TASK 1: Check each statement against the piece on BBC Sherlock and say whether it agrees. Answer yes or no for each, and quote the words that decide it. (a) The last season was well received by fans. (b) Some episodes of the series were shown in movie theaters. (c) New episodes are expected soon.
TASK 2: Write the next few sentences of the piece on BBC Sherlock, picking up after its final line.
[[ READING PASSAGE open ]]
Wednesday, March 28, 2018

Did someone declare open season for Sherlock hating?

Remember that popular, award-winning TV series called Sherlock? Had episodes played in movie theaters, its own conventions, all that? The biggest thing in Sherlock Holmes culture in decades?

Well, as when a dominant aging lion takes his first stumble, it seems the jackals are always waiting to pounce. With no new episodes in sight and a last season that wasn't well received by its fans, it seems a little like those who never much liked BBC Sherlock are starting to take this opportunity to raise their hater flags and declare they were right all along.

"Come to the dark side, we welcome you here," they seem to croon to the disaffected Sherlock fan. "Watch the Sherlock we've always liked best instead of the one who drew you in and then failed you."

To paraphrase one oft-mentioned sage of Sherlockian Twitter, it wasn't like other favorite Sherlocks didn't struggle with their later installments. Weird hairstyles. Over-padded plots stretched too far. And those were the good ones.
[[ READING PASSAGE closed ]]
[[ DATASET EXTRACT open ]]
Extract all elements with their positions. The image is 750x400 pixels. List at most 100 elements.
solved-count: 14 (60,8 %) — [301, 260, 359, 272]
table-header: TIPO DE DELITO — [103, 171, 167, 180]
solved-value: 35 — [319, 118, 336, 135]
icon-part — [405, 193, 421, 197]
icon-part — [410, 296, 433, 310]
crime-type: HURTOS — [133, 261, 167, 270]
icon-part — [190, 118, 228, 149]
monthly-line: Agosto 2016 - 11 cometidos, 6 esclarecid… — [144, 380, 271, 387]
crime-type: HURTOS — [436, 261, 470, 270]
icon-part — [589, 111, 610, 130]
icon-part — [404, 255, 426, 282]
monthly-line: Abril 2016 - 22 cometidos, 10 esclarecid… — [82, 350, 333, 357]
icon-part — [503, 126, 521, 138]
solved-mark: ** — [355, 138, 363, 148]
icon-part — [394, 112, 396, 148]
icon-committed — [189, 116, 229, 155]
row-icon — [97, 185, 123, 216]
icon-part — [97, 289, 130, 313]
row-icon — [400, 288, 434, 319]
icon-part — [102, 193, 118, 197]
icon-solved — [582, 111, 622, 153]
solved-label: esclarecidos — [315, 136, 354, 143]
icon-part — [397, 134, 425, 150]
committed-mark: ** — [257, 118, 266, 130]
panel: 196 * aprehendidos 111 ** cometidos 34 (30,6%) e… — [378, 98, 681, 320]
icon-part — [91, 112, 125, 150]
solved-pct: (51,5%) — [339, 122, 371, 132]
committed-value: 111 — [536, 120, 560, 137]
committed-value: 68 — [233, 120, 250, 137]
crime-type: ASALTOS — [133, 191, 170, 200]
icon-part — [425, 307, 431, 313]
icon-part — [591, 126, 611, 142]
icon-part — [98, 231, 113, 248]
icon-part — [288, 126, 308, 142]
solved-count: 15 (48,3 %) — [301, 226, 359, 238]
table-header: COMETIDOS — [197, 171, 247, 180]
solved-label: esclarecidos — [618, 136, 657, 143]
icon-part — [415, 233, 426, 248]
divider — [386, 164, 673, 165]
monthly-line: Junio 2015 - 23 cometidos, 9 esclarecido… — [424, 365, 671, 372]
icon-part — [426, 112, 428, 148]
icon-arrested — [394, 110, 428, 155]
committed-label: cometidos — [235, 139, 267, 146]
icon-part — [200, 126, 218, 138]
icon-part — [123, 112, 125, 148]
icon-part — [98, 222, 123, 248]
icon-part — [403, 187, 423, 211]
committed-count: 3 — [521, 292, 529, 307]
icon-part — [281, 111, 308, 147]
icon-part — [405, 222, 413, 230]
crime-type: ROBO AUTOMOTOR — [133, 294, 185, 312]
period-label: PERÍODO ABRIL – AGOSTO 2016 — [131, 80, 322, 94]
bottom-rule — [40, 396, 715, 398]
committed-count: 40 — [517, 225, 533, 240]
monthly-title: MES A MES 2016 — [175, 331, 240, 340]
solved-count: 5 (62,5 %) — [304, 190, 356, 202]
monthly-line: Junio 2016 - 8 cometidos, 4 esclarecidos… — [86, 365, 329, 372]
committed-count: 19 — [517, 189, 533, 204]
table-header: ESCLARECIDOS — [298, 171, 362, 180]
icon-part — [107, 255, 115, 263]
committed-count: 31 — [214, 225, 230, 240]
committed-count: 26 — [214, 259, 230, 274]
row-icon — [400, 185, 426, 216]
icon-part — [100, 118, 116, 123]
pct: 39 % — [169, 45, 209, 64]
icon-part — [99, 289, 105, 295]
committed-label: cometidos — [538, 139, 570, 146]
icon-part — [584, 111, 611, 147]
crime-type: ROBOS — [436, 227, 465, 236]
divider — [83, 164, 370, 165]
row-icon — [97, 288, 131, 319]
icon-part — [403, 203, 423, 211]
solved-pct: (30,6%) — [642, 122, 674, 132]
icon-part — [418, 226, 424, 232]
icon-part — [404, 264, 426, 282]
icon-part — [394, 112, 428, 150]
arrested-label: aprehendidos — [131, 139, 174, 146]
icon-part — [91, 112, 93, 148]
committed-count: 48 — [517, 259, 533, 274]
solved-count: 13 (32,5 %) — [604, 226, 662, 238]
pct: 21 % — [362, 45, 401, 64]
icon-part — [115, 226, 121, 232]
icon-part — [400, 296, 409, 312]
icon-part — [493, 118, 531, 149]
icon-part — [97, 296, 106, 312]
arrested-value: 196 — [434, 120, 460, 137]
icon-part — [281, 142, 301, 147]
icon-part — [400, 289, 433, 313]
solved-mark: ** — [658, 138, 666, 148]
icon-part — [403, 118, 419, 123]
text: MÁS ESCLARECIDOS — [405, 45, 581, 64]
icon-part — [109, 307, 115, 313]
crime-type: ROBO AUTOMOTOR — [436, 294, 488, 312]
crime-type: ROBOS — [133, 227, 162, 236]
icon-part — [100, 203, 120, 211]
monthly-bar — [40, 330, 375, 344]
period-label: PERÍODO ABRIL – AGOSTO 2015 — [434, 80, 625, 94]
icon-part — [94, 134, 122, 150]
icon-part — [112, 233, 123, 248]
[[ DATASET EXTRACT closed ]]
FINAL ANSWER 1:
(a) No: "a last season that wasn't well received by its fans"
(b) Yes: "Had episodes played in movie theaters"
(c) No: "With no new episodes in sight"

FINAL ANSWER 2:
To read some comments of late, one would almost think BBC Sherlock was a failure in every way imaginable.

Yes . . . except that it wasn't.

Those trying to raise their personal flag by stepping atop the supposed corpse of Sherlock might just want to rethink that course. Yes, there were some wounds inflicted. Yes, some fans have gone to the dark side. But the love of Sherlock and its influences upon Sherlockian culture are far from over.

And some of us actually had a such a good time in parts that might have strayed too far from tea-and-doilies for a few. Mrs. Hudson driving an Aston Martin in a police chase? Makes me smile every time I think about it, especially with the contents of that trunk. Pirate Sherlock standing tall atop his seafaring vessel? Moriarty disembarking a helicopter to a Queen tune? That improbably, impossibly mad genius named Eurus? Oh, good, good, and oh, yes, she plays well with we truly mad Sherlockians. If you can't handle the heat, stay off Sherrinford island.

Mmmmmm, so tasty.

See? Sherlock is so good at points that I can't even stay mad at the haters. It's just been so much fun, and you can't have fun and hold on to actual anger. And how can you be mad at someone who is missing one of life's pleasures?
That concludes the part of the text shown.